:: GOAL ::
Find the word "только" in the records below. List each line containing it.

:: INFORMATION PROVIDED ::
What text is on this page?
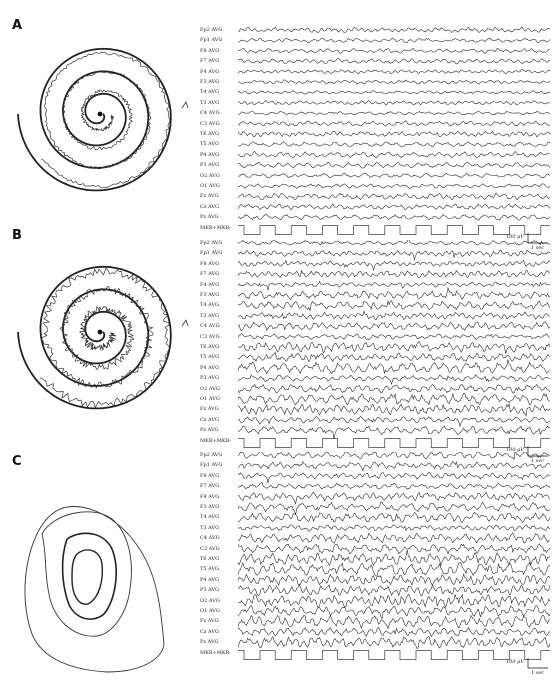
A	Fp2 AVG
Fp1 AVG
F8 AVG
F7 AVG
F4 AVG
F3 AVG
T4 AVG
T3 AVG
C4 AVG
C3 AVG
T6 AVG
T5 AVG
P4 AVG
P3 AVG
O2 AVG
O1 AVG
Fz AVG
Cz AVG
Pz AVG
MKR+MKR-
100 μV
1 sec
B	Fp2 AVG
Fp1 AVG
F8 AVG
F7 AVG
F4 AVG
F3 AVG
T4 AVG
T3 AVG
C4 AVG
C3 AVG
T6 AVG
T5 AVG
P4 AVG
P3 AVG
O2 AVG
O1 AVG
Fz AVG
Cz AVG
Pz AVG
MKR+MKR-
100 μV
1 sec
C	Fp2 AVG
Fp1 AVG
F8 AVG
F7 AVG
F4 AVG
F3 AVG
T4 AVG
T3 AVG
C4 AVG
C3 AVG
T6 AVG
T5 AVG
P4 AVG
P3 AVG
O2 AVG
O1 AVG
Fz AVG
Cz AVG
Pz AVG
MKR+MKR-
100 μV
1 sec
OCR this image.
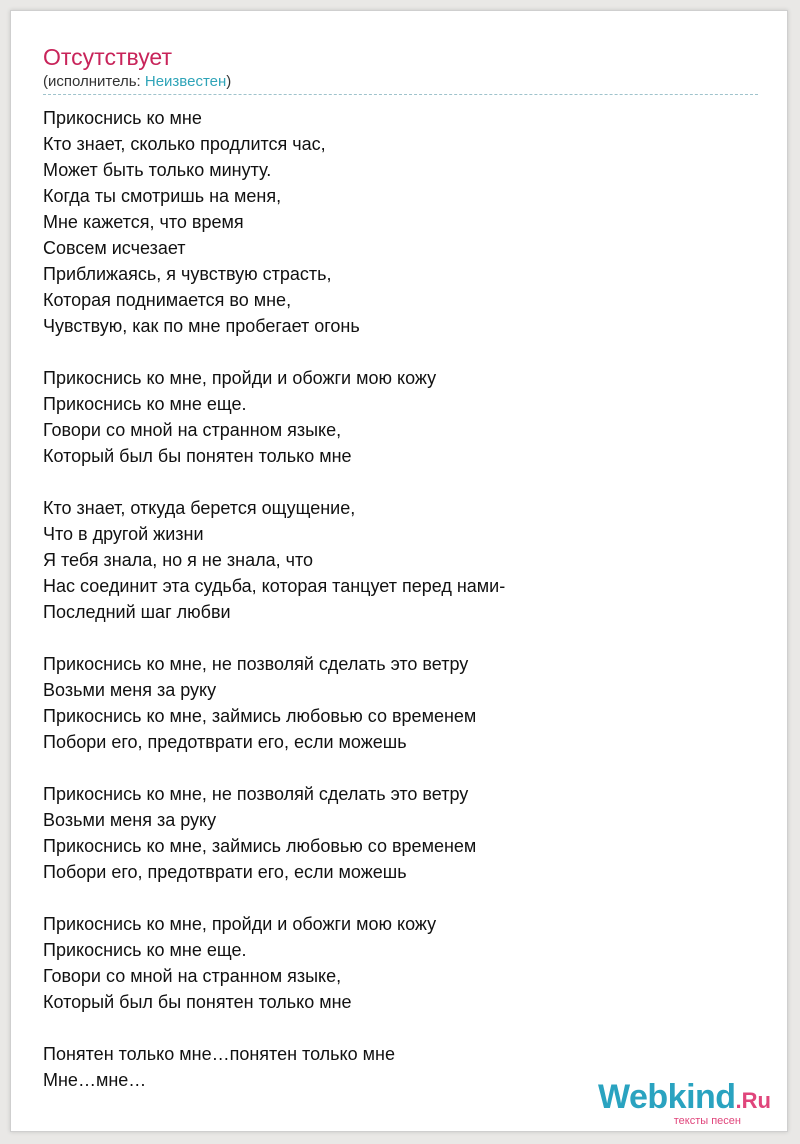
Отсутствует
(исполнитель: Неизвестен)
Прикоснись ко мне
Кто знает, сколько продлится час,
Может быть только минуту.
Когда ты смотришь на меня,
Мне кажется, что время
Совсем исчезает
Приближаясь, я чувствую страсть,
Которая поднимается во мне,
Чувствую, как по мне пробегает огонь
Прикоснись ко мне, пройди и обожги мою кожу
Прикоснись ко мне еще.
Говори со мной на странном языке,
Который был бы понятен только мне
Кто знает, откуда берется ощущение,
Что в другой жизни
Я тебя знала, но я не знала, что
Нас соединит эта судьба, которая танцует перед нами-
Последний шаг любви
Прикоснись ко мне, не позволяй сделать это ветру
Возьми меня за руку
Прикоснись ко мне, займись любовью со временем
Побори его, предотврати его, если можешь
Прикоснись ко мне, не позволяй сделать это ветру
Возьми меня за руку
Прикоснись ко мне, займись любовью со временем
Побори его, предотврати его, если можешь
Прикоснись ко мне, пройди и обожги мою кожу
Прикоснись ко мне еще.
Говори со мной на странном языке,
Который был бы понятен только мне
Понятен только мне…понятен только мне
Мне…мне…	Webkind.Ru
тексты песен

:: THE RESPONSE ::
Может быть только минуту.
Который был бы понятен только мне
Который был бы понятен только мне
Понятен только мне…понятен только мне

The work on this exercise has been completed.